Every entry below should be printed exactly, without its images.
== SUPPLIED RECORDS
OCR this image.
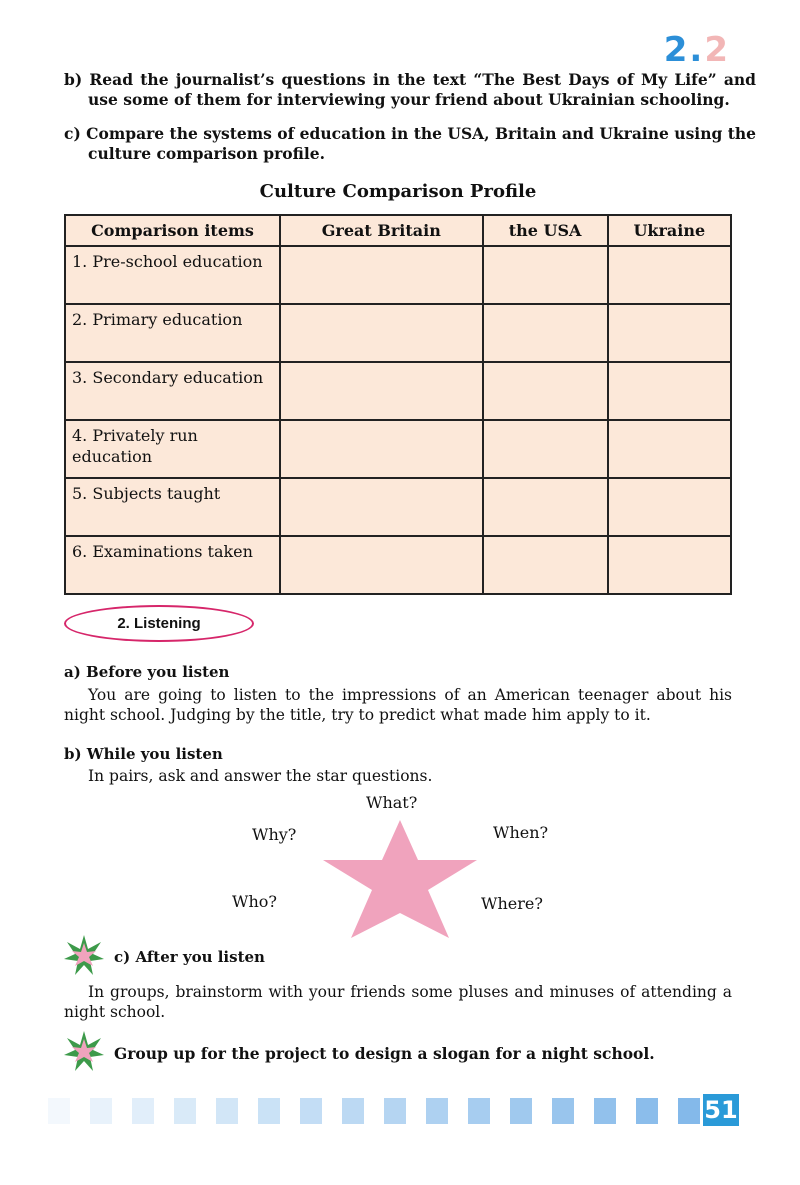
2.2
b) Read the journalist’s questions in the text “The Best Days of My Life” and use some of them for interviewing your friend about Ukrainian schooling.
c) Compare the systems of education in the USA, Britain and Ukraine using the culture comparison profile.
Culture Comparison Profile
Comparison items	Great Britain	the USA	Ukraine
1. Pre-school education			
2. Primary education			
3. Secondary education			
4. Privately run education			
5. Subjects taught			
6. Examinations taken			
2. Listening
a) Before you listen
You are going to listen to the impressions of an American teenager about his night school. Judging by the title, try to predict what made him apply to it.
b) While you listen
In pairs, ask and answer the star questions.
What?
Why?	When?
Who?	Where?
c) After you listen
In groups, brainstorm with your friends some pluses and minuses of attending a night school.
Group up for the project to design a slogan for a night school.
51
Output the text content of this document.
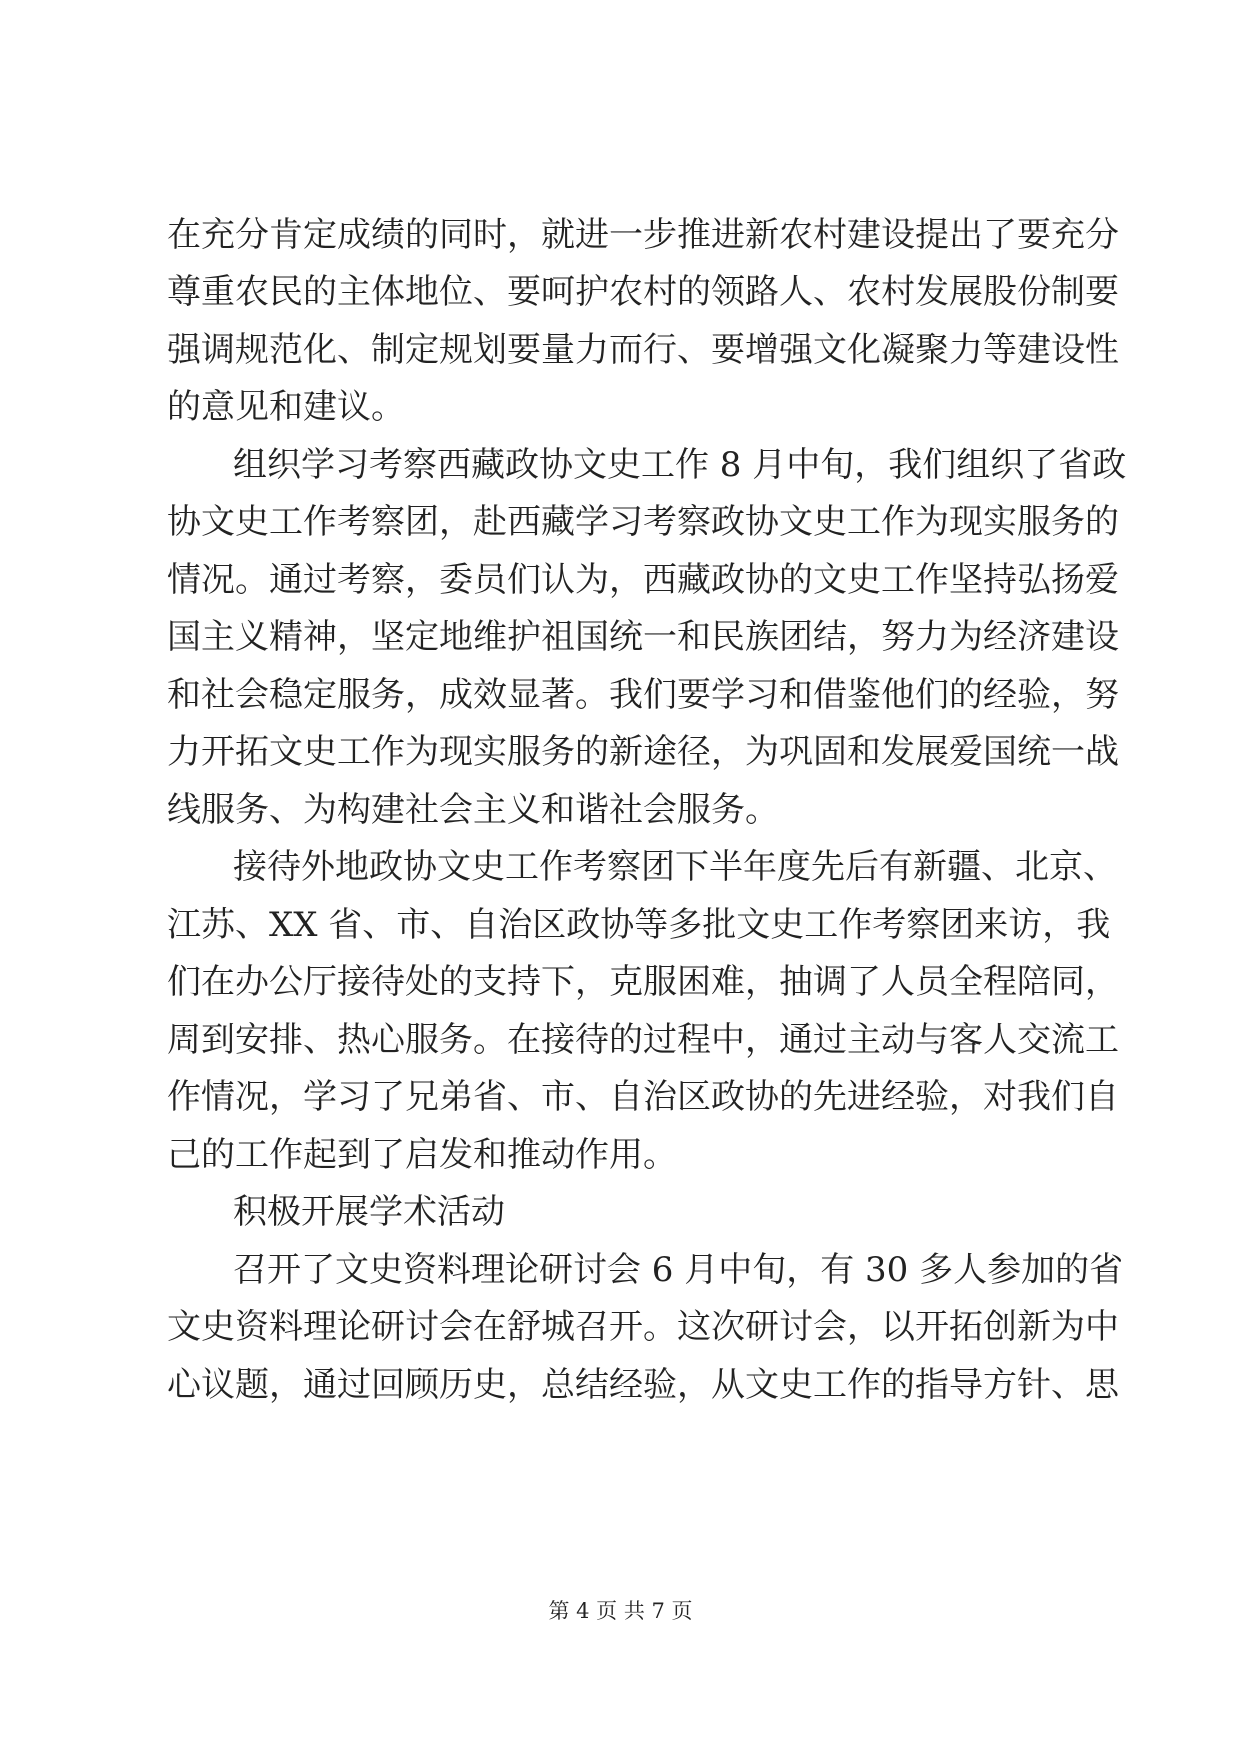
在充分肯定成绩的同时，就进一步推进新农村建设提出了要充分
尊重农民的主体地位、要呵护农村的领路人、农村发展股份制要
强调规范化、制定规划要量力而行、要增强文化凝聚力等建设性
的意见和建议。
组织学习考察西藏政协文史工作 8 月中旬，我们组织了省政
协文史工作考察团，赴西藏学习考察政协文史工作为现实服务的
情况。通过考察，委员们认为，西藏政协的文史工作坚持弘扬爱
国主义精神，坚定地维护祖国统一和民族团结，努力为经济建设
和社会稳定服务，成效显著。我们要学习和借鉴他们的经验，努
力开拓文史工作为现实服务的新途径，为巩固和发展爱国统一战
线服务、为构建社会主义和谐社会服务。
接待外地政协文史工作考察团下半年度先后有新疆、北京、
江苏、XX 省、市、自治区政协等多批文史工作考察团来访，我
们在办公厅接待处的支持下，克服困难，抽调了人员全程陪同，
周到安排、热心服务。在接待的过程中，通过主动与客人交流工
作情况，学习了兄弟省、市、自治区政协的先进经验，对我们自
己的工作起到了启发和推动作用。
积极开展学术活动
召开了文史资料理论研讨会 6 月中旬，有 30 多人参加的省
文史资料理论研讨会在舒城召开。这次研讨会，以开拓创新为中
心议题，通过回顾历史，总结经验，从文史工作的指导方针、思
第 4 页 共 7 页
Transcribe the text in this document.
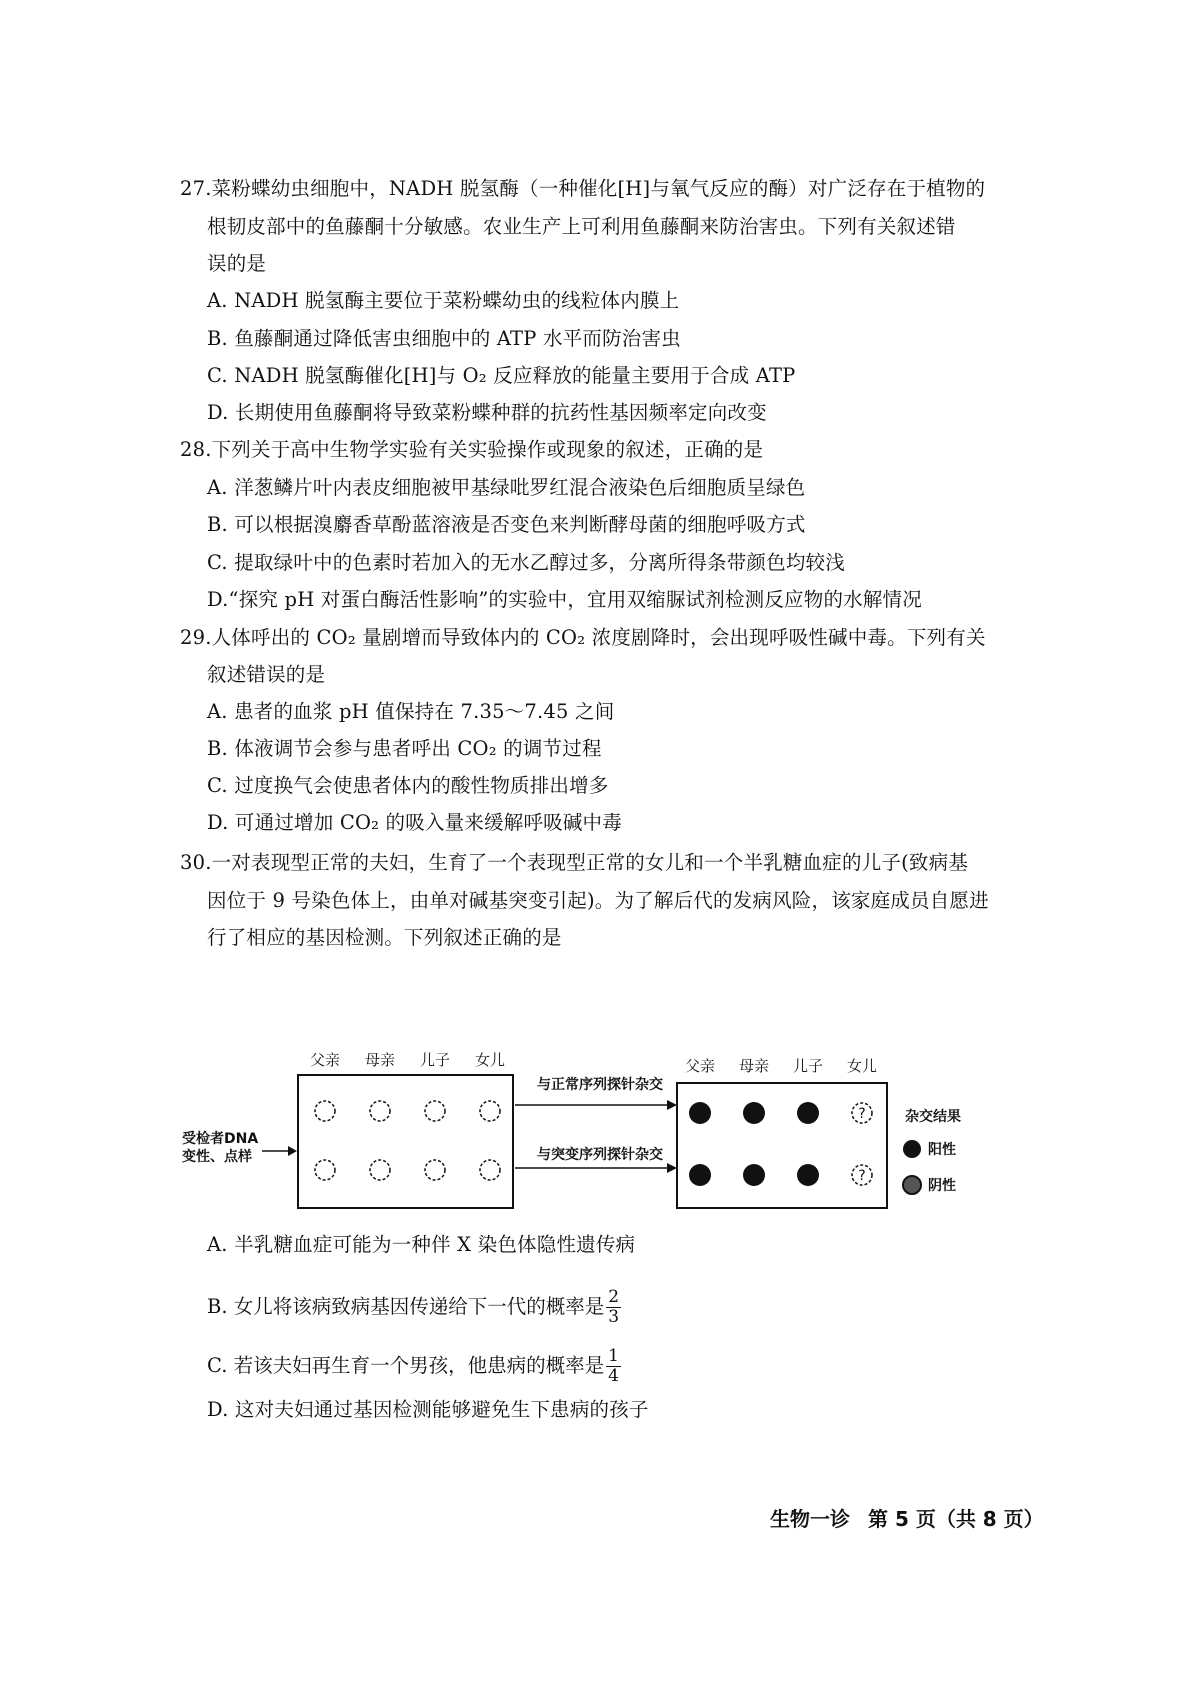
27.菜粉蝶幼虫细胞中，NADH 脱氢酶（一种催化[H]与氧气反应的酶）对广泛存在于植物的
根韧皮部中的鱼藤酮十分敏感。农业生产上可利用鱼藤酮来防治害虫。下列有关叙述错
误的是
A. NADH 脱氢酶主要位于菜粉蝶幼虫的线粒体内膜上
B. 鱼藤酮通过降低害虫细胞中的 ATP 水平而防治害虫
C. NADH 脱氢酶催化[H]与 O₂ 反应释放的能量主要用于合成 ATP
D. 长期使用鱼藤酮将导致菜粉蝶种群的抗药性基因频率定向改变
28.下列关于高中生物学实验有关实验操作或现象的叙述，正确的是
A. 洋葱鳞片叶内表皮细胞被甲基绿吡罗红混合液染色后细胞质呈绿色
B. 可以根据溴麝香草酚蓝溶液是否变色来判断酵母菌的细胞呼吸方式
C. 提取绿叶中的色素时若加入的无水乙醇过多，分离所得条带颜色均较浅
D.“探究 pH 对蛋白酶活性影响”的实验中，宜用双缩脲试剂检测反应物的水解情况
29.人体呼出的 CO₂ 量剧增而导致体内的 CO₂ 浓度剧降时，会出现呼吸性碱中毒。下列有关
叙述错误的是
A. 患者的血浆 pH 值保持在 7.35～7.45 之间
B. 体液调节会参与患者呼出 CO₂ 的调节过程
C. 过度换气会使患者体内的酸性物质排出增多
D. 可通过增加 CO₂ 的吸入量来缓解呼吸碱中毒
30.一对表现型正常的夫妇，生育了一个表现型正常的女儿和一个半乳糖血症的儿子(致病基
因位于 9 号染色体上，由单对碱基突变引起)。为了解后代的发病风险，该家庭成员自愿进
行了相应的基因检测。下列叙述正确的是
父亲 母亲 儿子 女儿
受检者DNA
变性、点样
与正常序列探针杂交
与突变序列探针杂交
父亲 母亲 儿子 女儿
?
?
杂交结果
阳性
阴性
A. 半乳糖血症可能为一种伴 X 染色体隐性遗传病
B. 女儿将该病致病基因传递给下一代的概率是 $\frac{2}{3}$
C. 若该夫妇再生育一个男孩，他患病的概率是 $\frac{1}{4}$
D. 这对夫妇通过基因检测能够避免生下患病的孩子
生物一诊 第 5 页（共 8 页）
====
**SOLUTION TO THIS EXERCISE**
OCR this image.
2.2
b) Read the journalist’s questions in the text “The Best Days of My Life” and use some of them for interviewing your friend about Ukrainian schooling.
c) Compare the systems of education in the USA, Britain and Ukraine using the culture comparison profile.
Culture Comparison Profile
Comparison items	Great Britain	the USA	Ukraine
1. Pre-school education			
2. Primary education			
3. Secondary education			
4. Privately run education			
5. Subjects taught			
6. Examinations taken			
2. Listening
a) Before you listen
You are going to listen to the impressions of an American teenager about his night school. Judging by the title, try to predict what made him apply to it.
b) While you listen
In pairs, ask and answer the star questions.
What?
Why?	When?
Who?	Where?
c) After you listen
In groups, brainstorm with your friends some pluses and minuses of attending a night school.
Group up for the project to design a slogan for a night school.
51
Output the text content of this document.
在充分肯定成绩的同时，就进一步推进新农村建设提出了要充分
尊重农民的主体地位、要呵护农村的领路人、农村发展股份制要
强调规范化、制定规划要量力而行、要增强文化凝聚力等建设性
的意见和建议。
组织学习考察西藏政协文史工作 8 月中旬，我们组织了省政
协文史工作考察团，赴西藏学习考察政协文史工作为现实服务的
情况。通过考察，委员们认为，西藏政协的文史工作坚持弘扬爱
国主义精神，坚定地维护祖国统一和民族团结，努力为经济建设
和社会稳定服务，成效显著。我们要学习和借鉴他们的经验，努
力开拓文史工作为现实服务的新途径，为巩固和发展爱国统一战
线服务、为构建社会主义和谐社会服务。
接待外地政协文史工作考察团下半年度先后有新疆、北京、
江苏、XX 省、市、自治区政协等多批文史工作考察团来访，我
们在办公厅接待处的支持下，克服困难，抽调了人员全程陪同，
周到安排、热心服务。在接待的过程中，通过主动与客人交流工
作情况，学习了兄弟省、市、自治区政协的先进经验，对我们自
己的工作起到了启发和推动作用。
积极开展学术活动
召开了文史资料理论研讨会 6 月中旬，有 30 多人参加的省
文史资料理论研讨会在舒城召开。这次研讨会，以开拓创新为中
心议题，通过回顾历史，总结经验，从文史工作的指导方针、思
第 4 页 共 7 页
Transcribe the text in this document.
27.菜粉蝶幼虫细胞中，NADH 脱氢酶（一种催化[H]与氧气反应的酶）对广泛存在于植物的
根韧皮部中的鱼藤酮十分敏感。农业生产上可利用鱼藤酮来防治害虫。下列有关叙述错
误的是
A. NADH 脱氢酶主要位于菜粉蝶幼虫的线粒体内膜上
B. 鱼藤酮通过降低害虫细胞中的 ATP 水平而防治害虫
C. NADH 脱氢酶催化[H]与 O₂ 反应释放的能量主要用于合成 ATP
D. 长期使用鱼藤酮将导致菜粉蝶种群的抗药性基因频率定向改变
28.下列关于高中生物学实验有关实验操作或现象的叙述，正确的是
A. 洋葱鳞片叶内表皮细胞被甲基绿吡罗红混合液染色后细胞质呈绿色
B. 可以根据溴麝香草酚蓝溶液是否变色来判断酵母菌的细胞呼吸方式
C. 提取绿叶中的色素时若加入的无水乙醇过多，分离所得条带颜色均较浅
D.“探究 pH 对蛋白酶活性影响”的实验中，宜用双缩脲试剂检测反应物的水解情况
29.人体呼出的 CO₂ 量剧增而导致体内的 CO₂ 浓度剧降时，会出现呼吸性碱中毒。下列有关
叙述错误的是
A. 患者的血浆 pH 值保持在 7.35～7.45 之间
B. 体液调节会参与患者呼出 CO₂ 的调节过程
C. 过度换气会使患者体内的酸性物质排出增多
D. 可通过增加 CO₂ 的吸入量来缓解呼吸碱中毒
30.一对表现型正常的夫妇，生育了一个表现型正常的女儿和一个半乳糖血症的儿子(致病基
因位于 9 号染色体上，由单对碱基突变引起)。为了解后代的发病风险，该家庭成员自愿进
行了相应的基因检测。下列叙述正确的是
父亲 母亲 儿子 女儿
受检者DNA
变性、点样
与正常序列探针杂交
与突变序列探针杂交
父亲 母亲 儿子 女儿
?
?
杂交结果
阳性
阴性
A. 半乳糖血症可能为一种伴 X 染色体隐性遗传病
B. 女儿将该病致病基因传递给下一代的概率是 $\frac{2}{3}$
C. 若该夫妇再生育一个男孩，他患病的概率是 $\frac{1}{4}$
D. 这对夫妇通过基因检测能够避免生下患病的孩子
生物一诊 第 5 页（共 8 页）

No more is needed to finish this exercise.